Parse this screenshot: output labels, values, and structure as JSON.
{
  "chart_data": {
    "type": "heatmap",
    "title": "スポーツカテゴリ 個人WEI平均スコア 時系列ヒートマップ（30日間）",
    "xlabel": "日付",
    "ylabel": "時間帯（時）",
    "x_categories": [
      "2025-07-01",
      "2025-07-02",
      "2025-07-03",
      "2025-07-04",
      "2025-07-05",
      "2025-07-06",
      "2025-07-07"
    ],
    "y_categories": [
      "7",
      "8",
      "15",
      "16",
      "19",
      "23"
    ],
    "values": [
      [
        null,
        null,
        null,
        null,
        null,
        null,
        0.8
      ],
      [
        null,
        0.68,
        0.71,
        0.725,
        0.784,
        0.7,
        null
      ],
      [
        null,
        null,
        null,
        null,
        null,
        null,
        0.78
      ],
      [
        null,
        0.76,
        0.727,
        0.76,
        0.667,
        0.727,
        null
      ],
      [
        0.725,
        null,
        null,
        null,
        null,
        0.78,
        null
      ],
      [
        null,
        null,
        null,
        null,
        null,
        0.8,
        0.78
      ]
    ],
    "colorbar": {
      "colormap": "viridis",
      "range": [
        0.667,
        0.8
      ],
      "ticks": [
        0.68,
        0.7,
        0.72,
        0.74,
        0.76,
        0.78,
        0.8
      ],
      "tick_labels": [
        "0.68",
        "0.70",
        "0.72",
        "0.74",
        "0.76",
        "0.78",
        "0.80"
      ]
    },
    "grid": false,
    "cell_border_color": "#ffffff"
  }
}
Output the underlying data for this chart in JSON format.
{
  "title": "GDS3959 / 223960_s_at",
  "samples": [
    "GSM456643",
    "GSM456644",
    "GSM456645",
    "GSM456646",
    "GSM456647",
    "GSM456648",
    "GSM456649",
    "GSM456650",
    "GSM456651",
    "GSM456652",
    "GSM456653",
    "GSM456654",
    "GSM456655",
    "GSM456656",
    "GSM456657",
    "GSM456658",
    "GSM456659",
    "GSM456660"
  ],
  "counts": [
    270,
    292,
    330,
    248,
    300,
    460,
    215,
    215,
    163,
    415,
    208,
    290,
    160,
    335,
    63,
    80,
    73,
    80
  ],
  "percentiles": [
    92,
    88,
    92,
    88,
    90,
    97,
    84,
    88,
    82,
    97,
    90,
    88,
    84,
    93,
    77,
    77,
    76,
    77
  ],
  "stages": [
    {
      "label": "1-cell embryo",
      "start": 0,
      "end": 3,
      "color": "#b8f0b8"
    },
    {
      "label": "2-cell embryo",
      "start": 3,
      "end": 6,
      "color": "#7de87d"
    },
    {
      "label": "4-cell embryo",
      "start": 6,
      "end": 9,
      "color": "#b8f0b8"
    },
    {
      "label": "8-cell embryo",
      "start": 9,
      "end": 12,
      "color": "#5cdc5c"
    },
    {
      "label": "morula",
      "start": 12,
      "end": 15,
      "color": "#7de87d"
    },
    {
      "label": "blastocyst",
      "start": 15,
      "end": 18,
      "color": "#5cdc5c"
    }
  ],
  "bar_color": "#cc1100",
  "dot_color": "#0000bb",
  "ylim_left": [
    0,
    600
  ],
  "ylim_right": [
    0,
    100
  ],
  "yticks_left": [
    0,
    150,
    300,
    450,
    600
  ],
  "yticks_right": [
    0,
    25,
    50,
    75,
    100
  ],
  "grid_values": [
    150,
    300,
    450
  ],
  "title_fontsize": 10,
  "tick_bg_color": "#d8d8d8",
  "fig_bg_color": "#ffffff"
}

### Exercise task
Please restate the data word for word, every record included.

### Exercise output
Parse this screenshot: output labels, values, and structure as JSON.
{
  "chart_data": {
    "type": "heatmap",
    "title": "スポーツカテゴリ 個人WEI平均スコア 時系列ヒートマップ（30日間）",
    "xlabel": "日付",
    "ylabel": "時間帯（時）",
    "x_categories": [
      "2025-07-01",
      "2025-07-02",
      "2025-07-03",
      "2025-07-04",
      "2025-07-05",
      "2025-07-06",
      "2025-07-07"
    ],
    "y_categories": [
      "7",
      "8",
      "15",
      "16",
      "19",
      "23"
    ],
    "values": [
      [
        null,
        null,
        null,
        null,
        null,
        null,
        0.8
      ],
      [
        null,
        0.68,
        0.71,
        0.725,
        0.784,
        0.7,
        null
      ],
      [
        null,
        null,
        null,
        null,
        null,
        null,
        0.78
      ],
      [
        null,
        0.76,
        0.727,
        0.76,
        0.667,
        0.727,
        null
      ],
      [
        0.725,
        null,
        null,
        null,
        null,
        0.78,
        null
      ],
      [
        null,
        null,
        null,
        null,
        null,
        0.8,
        0.78
      ]
    ],
    "colorbar": {
      "colormap": "viridis",
      "range": [
        0.667,
        0.8
      ],
      "ticks": [
        0.68,
        0.7,
        0.72,
        0.74,
        0.76,
        0.78,
        0.8
      ],
      "tick_labels": [
        "0.68",
        "0.70",
        "0.72",
        "0.74",
        "0.76",
        "0.78",
        "0.80"
      ]
    },
    "grid": false,
    "cell_border_color": "#ffffff"
  }
}
Output the underlying data for this chart in JSON format.
{
  "title": "GDS3959 / 223960_s_at",
  "samples": [
    "GSM456643",
    "GSM456644",
    "GSM456645",
    "GSM456646",
    "GSM456647",
    "GSM456648",
    "GSM456649",
    "GSM456650",
    "GSM456651",
    "GSM456652",
    "GSM456653",
    "GSM456654",
    "GSM456655",
    "GSM456656",
    "GSM456657",
    "GSM456658",
    "GSM456659",
    "GSM456660"
  ],
  "counts": [
    270,
    292,
    330,
    248,
    300,
    460,
    215,
    215,
    163,
    415,
    208,
    290,
    160,
    335,
    63,
    80,
    73,
    80
  ],
  "percentiles": [
    92,
    88,
    92,
    88,
    90,
    97,
    84,
    88,
    82,
    97,
    90,
    88,
    84,
    93,
    77,
    77,
    76,
    77
  ],
  "stages": [
    {
      "label": "1-cell embryo",
      "start": 0,
      "end": 3,
      "color": "#b8f0b8"
    },
    {
      "label": "2-cell embryo",
      "start": 3,
      "end": 6,
      "color": "#7de87d"
    },
    {
      "label": "4-cell embryo",
      "start": 6,
      "end": 9,
      "color": "#b8f0b8"
    },
    {
      "label": "8-cell embryo",
      "start": 9,
      "end": 12,
      "color": "#5cdc5c"
    },
    {
      "label": "morula",
      "start": 12,
      "end": 15,
      "color": "#7de87d"
    },
    {
      "label": "blastocyst",
      "start": 15,
      "end": 18,
      "color": "#5cdc5c"
    }
  ],
  "bar_color": "#cc1100",
  "dot_color": "#0000bb",
  "ylim_left": [
    0,
    600
  ],
  "ylim_right": [
    0,
    100
  ],
  "yticks_left": [
    0,
    150,
    300,
    450,
    600
  ],
  "yticks_right": [
    0,
    25,
    50,
    75,
    100
  ],
  "grid_values": [
    150,
    300,
    450
  ],
  "title_fontsize": 10,
  "tick_bg_color": "#d8d8d8",
  "fig_bg_color": "#ffffff"
}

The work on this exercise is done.